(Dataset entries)
══════
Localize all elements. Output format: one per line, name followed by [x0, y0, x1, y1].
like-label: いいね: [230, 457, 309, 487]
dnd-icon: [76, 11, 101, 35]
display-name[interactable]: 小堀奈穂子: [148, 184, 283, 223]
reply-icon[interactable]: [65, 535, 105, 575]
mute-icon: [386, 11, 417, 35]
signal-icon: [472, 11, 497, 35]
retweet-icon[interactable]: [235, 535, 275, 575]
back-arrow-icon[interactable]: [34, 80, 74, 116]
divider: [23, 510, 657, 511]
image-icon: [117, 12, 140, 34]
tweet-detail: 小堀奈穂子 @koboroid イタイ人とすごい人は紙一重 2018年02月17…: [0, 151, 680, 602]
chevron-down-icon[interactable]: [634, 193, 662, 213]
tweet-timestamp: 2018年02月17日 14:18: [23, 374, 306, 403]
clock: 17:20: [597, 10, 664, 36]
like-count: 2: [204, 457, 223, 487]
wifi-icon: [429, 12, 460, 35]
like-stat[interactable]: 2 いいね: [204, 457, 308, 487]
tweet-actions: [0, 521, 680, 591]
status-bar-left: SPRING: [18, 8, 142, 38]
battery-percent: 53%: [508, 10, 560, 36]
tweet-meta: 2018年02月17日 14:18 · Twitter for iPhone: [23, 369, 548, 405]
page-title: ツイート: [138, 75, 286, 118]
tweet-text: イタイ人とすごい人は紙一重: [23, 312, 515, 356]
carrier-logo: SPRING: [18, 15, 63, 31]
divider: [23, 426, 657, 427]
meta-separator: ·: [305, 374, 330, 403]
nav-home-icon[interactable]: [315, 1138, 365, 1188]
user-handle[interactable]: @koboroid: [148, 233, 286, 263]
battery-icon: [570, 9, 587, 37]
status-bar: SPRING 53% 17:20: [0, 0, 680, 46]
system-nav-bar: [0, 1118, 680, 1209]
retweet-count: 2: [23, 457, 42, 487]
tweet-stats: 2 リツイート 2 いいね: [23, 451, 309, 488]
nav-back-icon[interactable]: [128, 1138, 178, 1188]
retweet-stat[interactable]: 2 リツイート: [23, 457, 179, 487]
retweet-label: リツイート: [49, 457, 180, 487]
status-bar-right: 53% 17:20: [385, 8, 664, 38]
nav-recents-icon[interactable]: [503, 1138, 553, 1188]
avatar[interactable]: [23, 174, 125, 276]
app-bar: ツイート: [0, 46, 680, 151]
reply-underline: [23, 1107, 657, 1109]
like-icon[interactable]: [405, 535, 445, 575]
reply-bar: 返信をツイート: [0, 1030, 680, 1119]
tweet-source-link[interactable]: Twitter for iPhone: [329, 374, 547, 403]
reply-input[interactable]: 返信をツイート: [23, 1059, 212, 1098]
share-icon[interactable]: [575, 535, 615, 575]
══════
▶ _EXERCISE DIRECTIONS_
Can you reproduce each of the items above line for line, without changing anything?

▶ _ANSWER BELOW_
Localize all elements. Output format: one per line, name followed by [x0, y0, x1, y1].
like-label: いいね: [230, 457, 309, 487]
dnd-icon: [76, 11, 101, 35]
display-name[interactable]: 小堀奈穂子: [148, 184, 283, 223]
reply-icon[interactable]: [65, 535, 105, 575]
mute-icon: [386, 11, 417, 35]
signal-icon: [472, 11, 497, 35]
retweet-icon[interactable]: [235, 535, 275, 575]
back-arrow-icon[interactable]: [34, 80, 74, 116]
divider: [23, 510, 657, 511]
image-icon: [117, 12, 140, 34]
tweet-detail: 小堀奈穂子 @koboroid イタイ人とすごい人は紙一重 2018年02月17…: [0, 151, 680, 602]
chevron-down-icon[interactable]: [634, 193, 662, 213]
tweet-timestamp: 2018年02月17日 14:18: [23, 374, 306, 403]
clock: 17:20: [597, 10, 664, 36]
like-count: 2: [204, 457, 223, 487]
wifi-icon: [429, 12, 460, 35]
like-stat[interactable]: 2 いいね: [204, 457, 308, 487]
tweet-actions: [0, 521, 680, 591]
status-bar-left: SPRING: [18, 8, 142, 38]
battery-percent: 53%: [508, 10, 560, 36]
tweet-meta: 2018年02月17日 14:18 · Twitter for iPhone: [23, 369, 548, 405]
page-title: ツイート: [138, 75, 286, 118]
tweet-text: イタイ人とすごい人は紙一重: [23, 312, 515, 356]
carrier-logo: SPRING: [18, 15, 63, 31]
divider: [23, 426, 657, 427]
meta-separator: ·: [305, 374, 330, 403]
nav-home-icon[interactable]: [315, 1138, 365, 1188]
user-handle[interactable]: @koboroid: [148, 233, 286, 263]
battery-icon: [570, 9, 587, 37]
status-bar: SPRING 53% 17:20: [0, 0, 680, 46]
system-nav-bar: [0, 1118, 680, 1209]
retweet-count: 2: [23, 457, 42, 487]
tweet-stats: 2 リツイート 2 いいね: [23, 451, 309, 488]
nav-back-icon[interactable]: [128, 1138, 178, 1188]
retweet-stat[interactable]: 2 リツイート: [23, 457, 179, 487]
retweet-label: リツイート: [49, 457, 180, 487]
status-bar-right: 53% 17:20: [385, 8, 664, 38]
nav-recents-icon[interactable]: [503, 1138, 553, 1188]
avatar[interactable]: [23, 174, 125, 276]
app-bar: ツイート: [0, 46, 680, 151]
reply-underline: [23, 1107, 657, 1109]
like-icon[interactable]: [405, 535, 445, 575]
reply-bar: 返信をツイート: [0, 1030, 680, 1119]
tweet-source-link[interactable]: Twitter for iPhone: [329, 374, 547, 403]
reply-input[interactable]: 返信をツイート: [23, 1059, 212, 1098]
share-icon[interactable]: [575, 535, 615, 575]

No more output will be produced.